From the entries below, list each line with "regional".

══ RECORDS FOR PROCESSING

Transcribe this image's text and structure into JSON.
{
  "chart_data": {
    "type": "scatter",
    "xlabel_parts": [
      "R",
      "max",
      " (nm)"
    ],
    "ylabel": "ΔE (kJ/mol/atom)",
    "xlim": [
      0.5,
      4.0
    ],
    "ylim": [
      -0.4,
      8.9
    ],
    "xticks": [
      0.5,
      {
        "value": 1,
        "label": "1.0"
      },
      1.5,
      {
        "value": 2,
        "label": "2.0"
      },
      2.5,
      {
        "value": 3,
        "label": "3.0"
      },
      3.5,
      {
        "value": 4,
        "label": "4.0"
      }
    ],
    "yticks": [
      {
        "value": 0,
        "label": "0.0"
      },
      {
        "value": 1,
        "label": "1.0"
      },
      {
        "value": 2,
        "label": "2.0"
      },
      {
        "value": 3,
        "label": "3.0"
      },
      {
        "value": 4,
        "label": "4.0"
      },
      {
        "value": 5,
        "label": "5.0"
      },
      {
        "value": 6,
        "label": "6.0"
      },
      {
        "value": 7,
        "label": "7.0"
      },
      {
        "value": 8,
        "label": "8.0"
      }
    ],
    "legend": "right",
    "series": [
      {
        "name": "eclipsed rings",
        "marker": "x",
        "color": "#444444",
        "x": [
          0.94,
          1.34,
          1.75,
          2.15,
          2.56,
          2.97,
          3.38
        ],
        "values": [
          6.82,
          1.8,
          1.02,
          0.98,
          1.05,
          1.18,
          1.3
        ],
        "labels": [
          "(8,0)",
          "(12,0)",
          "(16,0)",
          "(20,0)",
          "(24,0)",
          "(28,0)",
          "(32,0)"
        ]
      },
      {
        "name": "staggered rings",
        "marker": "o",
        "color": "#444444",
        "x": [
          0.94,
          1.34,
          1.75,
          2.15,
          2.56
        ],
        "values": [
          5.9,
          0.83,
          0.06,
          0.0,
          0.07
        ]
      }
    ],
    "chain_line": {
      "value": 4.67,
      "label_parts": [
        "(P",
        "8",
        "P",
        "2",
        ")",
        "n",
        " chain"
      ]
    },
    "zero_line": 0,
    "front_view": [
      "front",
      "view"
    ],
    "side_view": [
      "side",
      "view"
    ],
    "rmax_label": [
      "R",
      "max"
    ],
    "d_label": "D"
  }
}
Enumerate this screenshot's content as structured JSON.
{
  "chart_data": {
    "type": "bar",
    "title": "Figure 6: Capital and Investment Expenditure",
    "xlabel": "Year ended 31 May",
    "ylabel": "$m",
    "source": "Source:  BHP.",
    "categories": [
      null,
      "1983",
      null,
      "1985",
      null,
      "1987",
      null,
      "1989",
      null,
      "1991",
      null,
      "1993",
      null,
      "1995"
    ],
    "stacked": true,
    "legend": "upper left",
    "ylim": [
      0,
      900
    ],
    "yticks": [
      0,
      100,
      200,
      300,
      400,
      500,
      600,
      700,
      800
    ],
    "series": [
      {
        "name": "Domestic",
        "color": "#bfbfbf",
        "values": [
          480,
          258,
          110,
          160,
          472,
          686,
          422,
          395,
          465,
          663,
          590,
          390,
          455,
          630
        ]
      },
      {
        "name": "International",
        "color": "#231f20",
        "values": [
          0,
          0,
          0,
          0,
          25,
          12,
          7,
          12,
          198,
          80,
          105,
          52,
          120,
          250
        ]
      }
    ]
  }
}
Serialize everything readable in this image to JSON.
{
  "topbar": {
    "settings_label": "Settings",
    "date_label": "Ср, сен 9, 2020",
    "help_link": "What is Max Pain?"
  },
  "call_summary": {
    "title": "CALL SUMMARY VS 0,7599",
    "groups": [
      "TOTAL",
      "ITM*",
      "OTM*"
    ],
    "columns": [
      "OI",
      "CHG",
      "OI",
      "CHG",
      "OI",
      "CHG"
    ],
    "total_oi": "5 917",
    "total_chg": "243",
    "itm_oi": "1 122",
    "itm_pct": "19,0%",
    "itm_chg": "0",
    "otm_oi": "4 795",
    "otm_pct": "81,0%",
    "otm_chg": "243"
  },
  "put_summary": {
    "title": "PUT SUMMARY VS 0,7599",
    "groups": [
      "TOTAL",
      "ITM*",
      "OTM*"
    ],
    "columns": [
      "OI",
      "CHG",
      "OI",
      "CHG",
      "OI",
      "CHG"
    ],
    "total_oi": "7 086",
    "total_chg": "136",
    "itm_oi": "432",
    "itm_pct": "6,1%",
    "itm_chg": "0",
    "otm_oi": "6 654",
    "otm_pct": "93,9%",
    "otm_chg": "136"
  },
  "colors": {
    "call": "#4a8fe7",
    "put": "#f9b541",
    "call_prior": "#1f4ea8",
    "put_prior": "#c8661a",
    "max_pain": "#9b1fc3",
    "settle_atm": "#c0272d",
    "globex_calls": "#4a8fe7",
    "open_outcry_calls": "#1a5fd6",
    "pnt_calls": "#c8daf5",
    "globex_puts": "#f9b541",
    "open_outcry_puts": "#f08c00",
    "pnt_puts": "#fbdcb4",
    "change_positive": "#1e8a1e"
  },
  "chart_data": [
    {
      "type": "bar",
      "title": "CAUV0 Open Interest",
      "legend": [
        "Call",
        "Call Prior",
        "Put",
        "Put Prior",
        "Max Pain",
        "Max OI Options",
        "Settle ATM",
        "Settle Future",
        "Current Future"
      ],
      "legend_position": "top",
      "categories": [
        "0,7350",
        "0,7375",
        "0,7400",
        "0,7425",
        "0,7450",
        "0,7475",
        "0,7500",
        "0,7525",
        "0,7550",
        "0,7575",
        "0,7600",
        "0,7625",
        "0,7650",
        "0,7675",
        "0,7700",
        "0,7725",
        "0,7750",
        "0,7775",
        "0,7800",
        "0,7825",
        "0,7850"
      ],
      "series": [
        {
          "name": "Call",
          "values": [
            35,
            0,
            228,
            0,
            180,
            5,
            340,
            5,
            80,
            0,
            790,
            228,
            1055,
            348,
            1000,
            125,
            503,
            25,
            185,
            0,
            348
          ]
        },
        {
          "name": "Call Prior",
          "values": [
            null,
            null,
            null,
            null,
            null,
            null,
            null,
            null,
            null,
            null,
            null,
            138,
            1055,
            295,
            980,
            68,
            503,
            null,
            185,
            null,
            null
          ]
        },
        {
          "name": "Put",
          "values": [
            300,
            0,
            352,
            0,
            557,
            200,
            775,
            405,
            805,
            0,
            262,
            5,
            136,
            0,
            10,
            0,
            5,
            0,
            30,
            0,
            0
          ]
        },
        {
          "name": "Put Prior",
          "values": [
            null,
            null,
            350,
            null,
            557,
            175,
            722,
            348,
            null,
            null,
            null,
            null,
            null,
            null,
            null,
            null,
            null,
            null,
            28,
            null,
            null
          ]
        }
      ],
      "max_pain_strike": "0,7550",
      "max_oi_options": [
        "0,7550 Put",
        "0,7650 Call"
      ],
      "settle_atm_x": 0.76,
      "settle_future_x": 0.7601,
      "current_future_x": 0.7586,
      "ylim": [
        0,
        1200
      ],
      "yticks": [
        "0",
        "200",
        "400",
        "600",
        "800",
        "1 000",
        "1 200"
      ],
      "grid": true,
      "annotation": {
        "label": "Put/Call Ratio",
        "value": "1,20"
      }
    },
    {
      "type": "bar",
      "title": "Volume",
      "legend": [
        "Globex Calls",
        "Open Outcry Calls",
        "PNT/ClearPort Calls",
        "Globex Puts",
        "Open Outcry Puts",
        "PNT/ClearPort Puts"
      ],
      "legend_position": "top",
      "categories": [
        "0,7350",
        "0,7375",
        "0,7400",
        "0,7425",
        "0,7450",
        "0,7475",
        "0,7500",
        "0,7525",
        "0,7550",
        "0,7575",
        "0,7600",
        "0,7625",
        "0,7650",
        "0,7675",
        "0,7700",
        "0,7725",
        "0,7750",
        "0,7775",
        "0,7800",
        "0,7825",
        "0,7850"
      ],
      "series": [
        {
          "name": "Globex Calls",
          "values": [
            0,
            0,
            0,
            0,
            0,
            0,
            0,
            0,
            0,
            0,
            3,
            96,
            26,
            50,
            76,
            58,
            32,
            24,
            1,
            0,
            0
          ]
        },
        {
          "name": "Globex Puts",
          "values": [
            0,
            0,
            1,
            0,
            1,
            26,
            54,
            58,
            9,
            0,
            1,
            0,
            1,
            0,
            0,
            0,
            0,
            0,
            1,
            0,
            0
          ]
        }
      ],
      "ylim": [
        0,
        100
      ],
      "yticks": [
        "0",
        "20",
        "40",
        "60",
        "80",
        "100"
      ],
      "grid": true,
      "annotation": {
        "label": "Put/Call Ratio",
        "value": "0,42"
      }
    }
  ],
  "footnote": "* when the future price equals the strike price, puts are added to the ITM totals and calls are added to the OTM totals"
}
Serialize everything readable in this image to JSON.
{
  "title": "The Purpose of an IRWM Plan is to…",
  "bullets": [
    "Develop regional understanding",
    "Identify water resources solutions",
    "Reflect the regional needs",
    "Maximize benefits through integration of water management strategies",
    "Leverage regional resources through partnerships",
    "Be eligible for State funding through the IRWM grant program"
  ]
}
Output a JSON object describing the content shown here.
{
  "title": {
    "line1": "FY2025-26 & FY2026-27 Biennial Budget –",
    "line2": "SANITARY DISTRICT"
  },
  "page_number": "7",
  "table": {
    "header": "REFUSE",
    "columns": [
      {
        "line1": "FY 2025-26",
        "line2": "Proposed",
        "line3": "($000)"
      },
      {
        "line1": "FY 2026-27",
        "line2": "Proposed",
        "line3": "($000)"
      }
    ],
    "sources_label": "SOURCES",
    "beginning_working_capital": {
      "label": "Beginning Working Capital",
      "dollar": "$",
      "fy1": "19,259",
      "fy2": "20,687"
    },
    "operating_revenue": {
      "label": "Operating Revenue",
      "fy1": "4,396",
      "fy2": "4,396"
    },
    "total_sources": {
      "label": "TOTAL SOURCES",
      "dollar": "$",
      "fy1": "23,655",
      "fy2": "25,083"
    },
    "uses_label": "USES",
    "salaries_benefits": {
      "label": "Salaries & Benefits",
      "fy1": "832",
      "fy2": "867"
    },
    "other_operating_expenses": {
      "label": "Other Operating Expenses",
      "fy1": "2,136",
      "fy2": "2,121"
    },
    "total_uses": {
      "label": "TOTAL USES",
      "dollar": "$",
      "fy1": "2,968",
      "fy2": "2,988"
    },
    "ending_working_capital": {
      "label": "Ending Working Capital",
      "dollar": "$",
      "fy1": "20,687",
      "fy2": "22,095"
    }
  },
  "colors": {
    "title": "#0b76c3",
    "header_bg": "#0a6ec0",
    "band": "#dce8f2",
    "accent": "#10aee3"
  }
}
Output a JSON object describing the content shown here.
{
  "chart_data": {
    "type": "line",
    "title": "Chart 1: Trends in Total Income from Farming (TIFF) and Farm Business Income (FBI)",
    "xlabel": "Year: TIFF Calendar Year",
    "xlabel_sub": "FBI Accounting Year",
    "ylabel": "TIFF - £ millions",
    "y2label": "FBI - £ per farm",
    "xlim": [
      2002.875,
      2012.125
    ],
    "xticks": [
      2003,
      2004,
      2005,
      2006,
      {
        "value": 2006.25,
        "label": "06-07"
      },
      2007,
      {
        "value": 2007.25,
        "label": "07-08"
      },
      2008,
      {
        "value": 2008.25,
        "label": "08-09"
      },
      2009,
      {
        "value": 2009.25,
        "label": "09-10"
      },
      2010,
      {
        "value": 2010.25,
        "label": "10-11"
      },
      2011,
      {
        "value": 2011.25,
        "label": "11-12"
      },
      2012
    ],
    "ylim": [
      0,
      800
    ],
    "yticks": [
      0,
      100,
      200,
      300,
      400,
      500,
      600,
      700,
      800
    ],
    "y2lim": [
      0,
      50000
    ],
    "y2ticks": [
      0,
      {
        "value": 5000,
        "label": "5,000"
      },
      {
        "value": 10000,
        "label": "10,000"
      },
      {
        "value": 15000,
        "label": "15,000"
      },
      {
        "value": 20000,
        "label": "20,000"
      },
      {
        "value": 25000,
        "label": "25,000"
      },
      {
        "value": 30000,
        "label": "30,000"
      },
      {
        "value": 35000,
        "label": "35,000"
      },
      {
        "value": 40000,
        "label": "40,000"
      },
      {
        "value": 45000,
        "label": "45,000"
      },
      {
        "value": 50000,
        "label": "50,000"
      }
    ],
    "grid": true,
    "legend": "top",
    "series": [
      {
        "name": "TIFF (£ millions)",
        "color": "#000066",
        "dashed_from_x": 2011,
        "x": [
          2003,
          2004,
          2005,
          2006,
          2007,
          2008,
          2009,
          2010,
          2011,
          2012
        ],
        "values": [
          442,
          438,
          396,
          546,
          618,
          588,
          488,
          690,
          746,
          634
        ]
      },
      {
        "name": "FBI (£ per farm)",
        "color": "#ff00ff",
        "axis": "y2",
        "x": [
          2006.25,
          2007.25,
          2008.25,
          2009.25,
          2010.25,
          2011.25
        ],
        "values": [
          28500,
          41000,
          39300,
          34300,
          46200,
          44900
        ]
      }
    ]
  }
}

════

▶ _RESULT OF THIS TASK_:
    "Develop regional understanding",
    "Reflect the regional needs",
    "Leverage regional resources through partnerships",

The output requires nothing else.